[PAGE EXTRACT]
21st century medicine is still on the lookout for effective treatment strategies with respect to immunological conditions like eczema and asthma. As per a new analysis conducted by scientists at the Bristol University, residing in a farm may control the immune mechanism in a way that the immunological reactivity to food proteins is reduced.
For the research, piglets were fed by their mothers in a farm, while their siblings lived their early life in a separate unit. The latter were fed formula-milk, thereby replicating the effects of the surroundings babies live in.
The outcomes of the trial showed that piglets bred on the farm apparently manifested fewer numbers of T-lymphocytes, as compared to their siblings nurtured in the isolator. Moreover, the unhygienic piglets also seemed to possess higher numbers of a variant of these cells namely the regulatory T-lymphocytes. The latter presumably regulate immune responses and restrict inflammation.
The farm-reared piglets also appeared to show lower antibody responses to distinct food proteins that they consumed. Professionals believed that the lower number of regulatory T-cells could be contributing to the development of autoimmune and inflammatory disorders as well as allergies like asthma and skin problems.

[DATA SHOWN]
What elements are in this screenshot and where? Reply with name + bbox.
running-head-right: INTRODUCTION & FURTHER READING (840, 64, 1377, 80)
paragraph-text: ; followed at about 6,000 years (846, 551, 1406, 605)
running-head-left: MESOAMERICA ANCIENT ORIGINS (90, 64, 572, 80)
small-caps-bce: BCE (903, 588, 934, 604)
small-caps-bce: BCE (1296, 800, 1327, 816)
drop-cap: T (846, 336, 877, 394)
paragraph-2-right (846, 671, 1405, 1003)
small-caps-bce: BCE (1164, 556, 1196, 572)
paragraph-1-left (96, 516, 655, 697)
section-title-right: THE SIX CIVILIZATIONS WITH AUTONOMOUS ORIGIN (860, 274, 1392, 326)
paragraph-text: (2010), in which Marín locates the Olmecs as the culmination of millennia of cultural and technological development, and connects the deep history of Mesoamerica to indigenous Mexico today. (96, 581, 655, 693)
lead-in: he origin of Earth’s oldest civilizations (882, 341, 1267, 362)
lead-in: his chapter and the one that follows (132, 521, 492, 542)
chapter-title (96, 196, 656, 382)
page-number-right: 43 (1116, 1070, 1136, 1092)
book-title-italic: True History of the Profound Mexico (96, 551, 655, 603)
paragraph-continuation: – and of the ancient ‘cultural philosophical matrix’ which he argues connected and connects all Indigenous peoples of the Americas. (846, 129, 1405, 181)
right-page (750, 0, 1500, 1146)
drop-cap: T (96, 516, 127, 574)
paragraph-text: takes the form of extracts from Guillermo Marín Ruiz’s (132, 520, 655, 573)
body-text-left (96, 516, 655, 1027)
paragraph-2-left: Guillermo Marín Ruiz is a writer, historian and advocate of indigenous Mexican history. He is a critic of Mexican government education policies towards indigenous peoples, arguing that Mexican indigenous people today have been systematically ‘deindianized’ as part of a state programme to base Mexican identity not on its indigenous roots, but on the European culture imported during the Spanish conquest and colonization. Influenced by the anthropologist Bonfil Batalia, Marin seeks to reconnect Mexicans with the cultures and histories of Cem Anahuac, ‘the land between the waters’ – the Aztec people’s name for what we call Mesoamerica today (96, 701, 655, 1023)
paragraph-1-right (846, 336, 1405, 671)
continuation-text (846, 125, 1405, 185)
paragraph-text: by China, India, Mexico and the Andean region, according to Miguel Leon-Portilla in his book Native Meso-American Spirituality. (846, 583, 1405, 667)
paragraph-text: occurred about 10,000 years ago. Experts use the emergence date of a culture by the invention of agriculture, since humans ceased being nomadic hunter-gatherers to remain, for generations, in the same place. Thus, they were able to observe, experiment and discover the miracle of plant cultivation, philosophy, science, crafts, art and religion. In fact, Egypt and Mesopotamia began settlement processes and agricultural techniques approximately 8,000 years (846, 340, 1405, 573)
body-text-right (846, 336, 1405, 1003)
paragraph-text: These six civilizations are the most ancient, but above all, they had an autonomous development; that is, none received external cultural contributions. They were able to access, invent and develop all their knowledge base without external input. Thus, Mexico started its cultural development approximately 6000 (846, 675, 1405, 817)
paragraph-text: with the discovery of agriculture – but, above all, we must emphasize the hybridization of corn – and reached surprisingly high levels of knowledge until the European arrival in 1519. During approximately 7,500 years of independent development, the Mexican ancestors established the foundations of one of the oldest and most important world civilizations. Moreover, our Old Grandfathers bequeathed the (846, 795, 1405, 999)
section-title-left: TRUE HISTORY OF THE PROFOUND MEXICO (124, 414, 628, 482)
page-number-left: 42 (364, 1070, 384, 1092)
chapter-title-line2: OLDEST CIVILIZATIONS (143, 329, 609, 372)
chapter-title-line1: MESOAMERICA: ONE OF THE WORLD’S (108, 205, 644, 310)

[WHAT YOU SHOULD DO] Output the portion of the farm-piglet immunity article between "21st century medicine" and "babies live in.", inclusive, copied word for word.

[SOLUTION TO THIS TASK]
21st century medicine is still on the lookout for effective treatment strategies with respect to immunological conditions like eczema and asthma. As per a new analysis conducted by scientists at the Bristol University, residing in a farm may control the immune mechanism in a way that the immunological reactivity to food proteins is reduced.
For the research, piglets were fed by their mothers in a farm, while their siblings lived their early life in a separate unit. The latter were fed formula-milk, thereby replicating the effects of the surroundings babies live in.